**Task details:** Below is a block of records: output all of them exactly and leave out the pictures.

——————

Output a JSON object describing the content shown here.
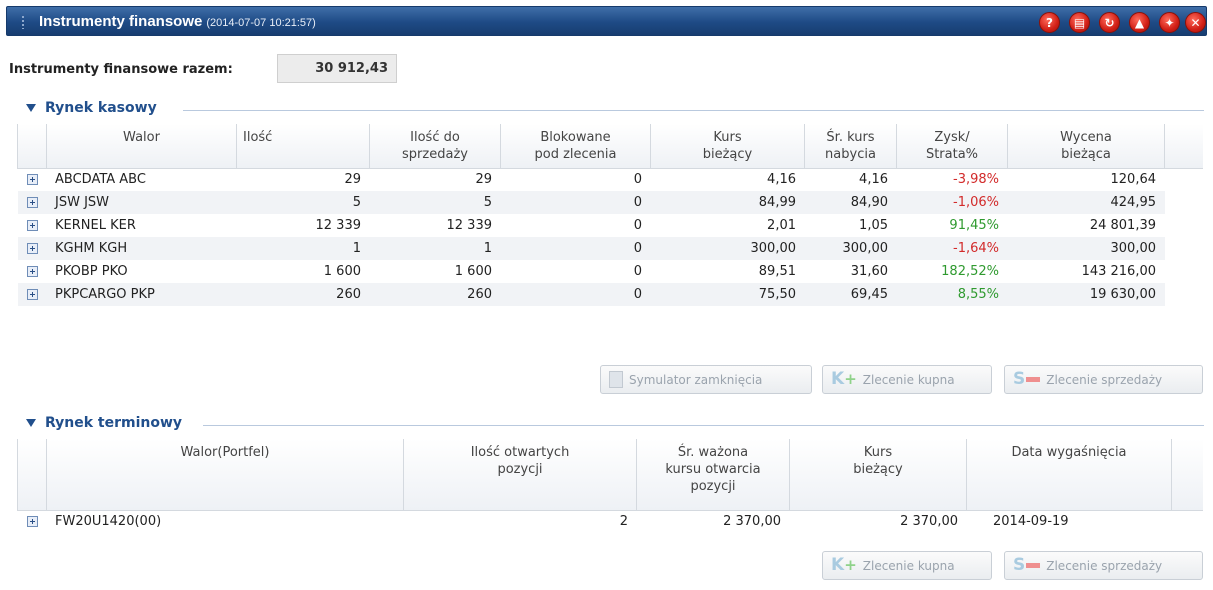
{
  "window": {
    "title": "Instrumenty finansowe",
    "timestamp": "(2014-07-07 10:21:57)",
    "buttons": [
      {
        "name": "help-icon",
        "glyph": "?"
      },
      {
        "name": "print-icon",
        "glyph": "▤"
      },
      {
        "name": "refresh-icon",
        "glyph": "↻"
      },
      {
        "name": "collapse-icon",
        "glyph": "▲"
      },
      {
        "name": "pin-icon",
        "glyph": "✦"
      },
      {
        "name": "close-icon",
        "glyph": "✕"
      }
    ]
  },
  "summary": {
    "label": "Instrumenty finansowe razem:",
    "value": "30 912,43"
  },
  "cash_market": {
    "title": "Rynek kasowy",
    "columns": [
      {
        "line1": "Walor",
        "line2": ""
      },
      {
        "line1": "Ilość",
        "line2": ""
      },
      {
        "line1": "Ilość do",
        "line2": "sprzedaży"
      },
      {
        "line1": "Blokowane",
        "line2": "pod zlecenia"
      },
      {
        "line1": "Kurs",
        "line2": "bieżący"
      },
      {
        "line1": "Śr. kurs",
        "line2": "nabycia"
      },
      {
        "line1": "Zysk/",
        "line2": "Strata%"
      },
      {
        "line1": "Wycena",
        "line2": "bieżąca"
      }
    ],
    "rows": [
      {
        "walor": "ABCDATA ABC",
        "ilosc": "29",
        "ilosc_do_sprzedazy": "29",
        "blokowane": "0",
        "kurs": "4,16",
        "sr_kurs": "4,16",
        "zysk": "-3,98%",
        "zysk_sign": "neg",
        "wycena": "120,64"
      },
      {
        "walor": "JSW JSW",
        "ilosc": "5",
        "ilosc_do_sprzedazy": "5",
        "blokowane": "0",
        "kurs": "84,99",
        "sr_kurs": "84,90",
        "zysk": "-1,06%",
        "zysk_sign": "neg",
        "wycena": "424,95"
      },
      {
        "walor": "KERNEL KER",
        "ilosc": "12 339",
        "ilosc_do_sprzedazy": "12 339",
        "blokowane": "0",
        "kurs": "2,01",
        "sr_kurs": "1,05",
        "zysk": "91,45%",
        "zysk_sign": "pos",
        "wycena": "24 801,39"
      },
      {
        "walor": "KGHM KGH",
        "ilosc": "1",
        "ilosc_do_sprzedazy": "1",
        "blokowane": "0",
        "kurs": "300,00",
        "sr_kurs": "300,00",
        "zysk": "-1,64%",
        "zysk_sign": "neg",
        "wycena": "300,00"
      },
      {
        "walor": "PKOBP PKO",
        "ilosc": "1 600",
        "ilosc_do_sprzedazy": "1 600",
        "blokowane": "0",
        "kurs": "89,51",
        "sr_kurs": "31,60",
        "zysk": "182,52%",
        "zysk_sign": "pos",
        "wycena": "143 216,00"
      },
      {
        "walor": "PKPCARGO PKP",
        "ilosc": "260",
        "ilosc_do_sprzedazy": "260",
        "blokowane": "0",
        "kurs": "75,50",
        "sr_kurs": "69,45",
        "zysk": "8,55%",
        "zysk_sign": "pos",
        "wycena": "19 630,00"
      }
    ],
    "buttons": {
      "simulator": "Symulator zamknięcia",
      "buy": "Zlecenie kupna",
      "sell": "Zlecenie sprzedaży"
    }
  },
  "futures_market": {
    "title": "Rynek terminowy",
    "columns": [
      {
        "lines": [
          "Walor(Portfel)"
        ]
      },
      {
        "lines": [
          "Ilość otwartych",
          "pozycji"
        ]
      },
      {
        "lines": [
          "Śr. ważona",
          "kursu otwarcia",
          "pozycji"
        ]
      },
      {
        "lines": [
          "Kurs",
          "bieżący"
        ]
      },
      {
        "lines": [
          "Data wygaśnięcia"
        ]
      }
    ],
    "rows": [
      {
        "walor": "FW20U1420(00)",
        "ilosc": "2",
        "sr_wazona": "2 370,00",
        "kurs": "2 370,00",
        "data": "2014-09-19"
      }
    ],
    "buttons": {
      "buy": "Zlecenie kupna",
      "sell": "Zlecenie sprzedaży"
    }
  },
  "colors": {
    "titlebar": "#1e4a85",
    "section": "#214f8c",
    "loss": "#d22a2a",
    "gain": "#2f9a2f"
  }
}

——————

**Result of this exercise:**
Output a JSON object describing the content shown here.
{
  "window": {
    "title": "Instrumenty finansowe",
    "timestamp": "(2014-07-07 10:21:57)",
    "buttons": [
      {
        "name": "help-icon",
        "glyph": "?"
      },
      {
        "name": "print-icon",
        "glyph": "▤"
      },
      {
        "name": "refresh-icon",
        "glyph": "↻"
      },
      {
        "name": "collapse-icon",
        "glyph": "▲"
      },
      {
        "name": "pin-icon",
        "glyph": "✦"
      },
      {
        "name": "close-icon",
        "glyph": "✕"
      }
    ]
  },
  "summary": {
    "label": "Instrumenty finansowe razem:",
    "value": "30 912,43"
  },
  "cash_market": {
    "title": "Rynek kasowy",
    "columns": [
      {
        "line1": "Walor",
        "line2": ""
      },
      {
        "line1": "Ilość",
        "line2": ""
      },
      {
        "line1": "Ilość do",
        "line2": "sprzedaży"
      },
      {
        "line1": "Blokowane",
        "line2": "pod zlecenia"
      },
      {
        "line1": "Kurs",
        "line2": "bieżący"
      },
      {
        "line1": "Śr. kurs",
        "line2": "nabycia"
      },
      {
        "line1": "Zysk/",
        "line2": "Strata%"
      },
      {
        "line1": "Wycena",
        "line2": "bieżąca"
      }
    ],
    "rows": [
      {
        "walor": "ABCDATA ABC",
        "ilosc": "29",
        "ilosc_do_sprzedazy": "29",
        "blokowane": "0",
        "kurs": "4,16",
        "sr_kurs": "4,16",
        "zysk": "-3,98%",
        "zysk_sign": "neg",
        "wycena": "120,64"
      },
      {
        "walor": "JSW JSW",
        "ilosc": "5",
        "ilosc_do_sprzedazy": "5",
        "blokowane": "0",
        "kurs": "84,99",
        "sr_kurs": "84,90",
        "zysk": "-1,06%",
        "zysk_sign": "neg",
        "wycena": "424,95"
      },
      {
        "walor": "KERNEL KER",
        "ilosc": "12 339",
        "ilosc_do_sprzedazy": "12 339",
        "blokowane": "0",
        "kurs": "2,01",
        "sr_kurs": "1,05",
        "zysk": "91,45%",
        "zysk_sign": "pos",
        "wycena": "24 801,39"
      },
      {
        "walor": "KGHM KGH",
        "ilosc": "1",
        "ilosc_do_sprzedazy": "1",
        "blokowane": "0",
        "kurs": "300,00",
        "sr_kurs": "300,00",
        "zysk": "-1,64%",
        "zysk_sign": "neg",
        "wycena": "300,00"
      },
      {
        "walor": "PKOBP PKO",
        "ilosc": "1 600",
        "ilosc_do_sprzedazy": "1 600",
        "blokowane": "0",
        "kurs": "89,51",
        "sr_kurs": "31,60",
        "zysk": "182,52%",
        "zysk_sign": "pos",
        "wycena": "143 216,00"
      },
      {
        "walor": "PKPCARGO PKP",
        "ilosc": "260",
        "ilosc_do_sprzedazy": "260",
        "blokowane": "0",
        "kurs": "75,50",
        "sr_kurs": "69,45",
        "zysk": "8,55%",
        "zysk_sign": "pos",
        "wycena": "19 630,00"
      }
    ],
    "buttons": {
      "simulator": "Symulator zamknięcia",
      "buy": "Zlecenie kupna",
      "sell": "Zlecenie sprzedaży"
    }
  },
  "futures_market": {
    "title": "Rynek terminowy",
    "columns": [
      {
        "lines": [
          "Walor(Portfel)"
        ]
      },
      {
        "lines": [
          "Ilość otwartych",
          "pozycji"
        ]
      },
      {
        "lines": [
          "Śr. ważona",
          "kursu otwarcia",
          "pozycji"
        ]
      },
      {
        "lines": [
          "Kurs",
          "bieżący"
        ]
      },
      {
        "lines": [
          "Data wygaśnięcia"
        ]
      }
    ],
    "rows": [
      {
        "walor": "FW20U1420(00)",
        "ilosc": "2",
        "sr_wazona": "2 370,00",
        "kurs": "2 370,00",
        "data": "2014-09-19"
      }
    ],
    "buttons": {
      "buy": "Zlecenie kupna",
      "sell": "Zlecenie sprzedaży"
    }
  },
  "colors": {
    "titlebar": "#1e4a85",
    "section": "#214f8c",
    "loss": "#d22a2a",
    "gain": "#2f9a2f"
  }
}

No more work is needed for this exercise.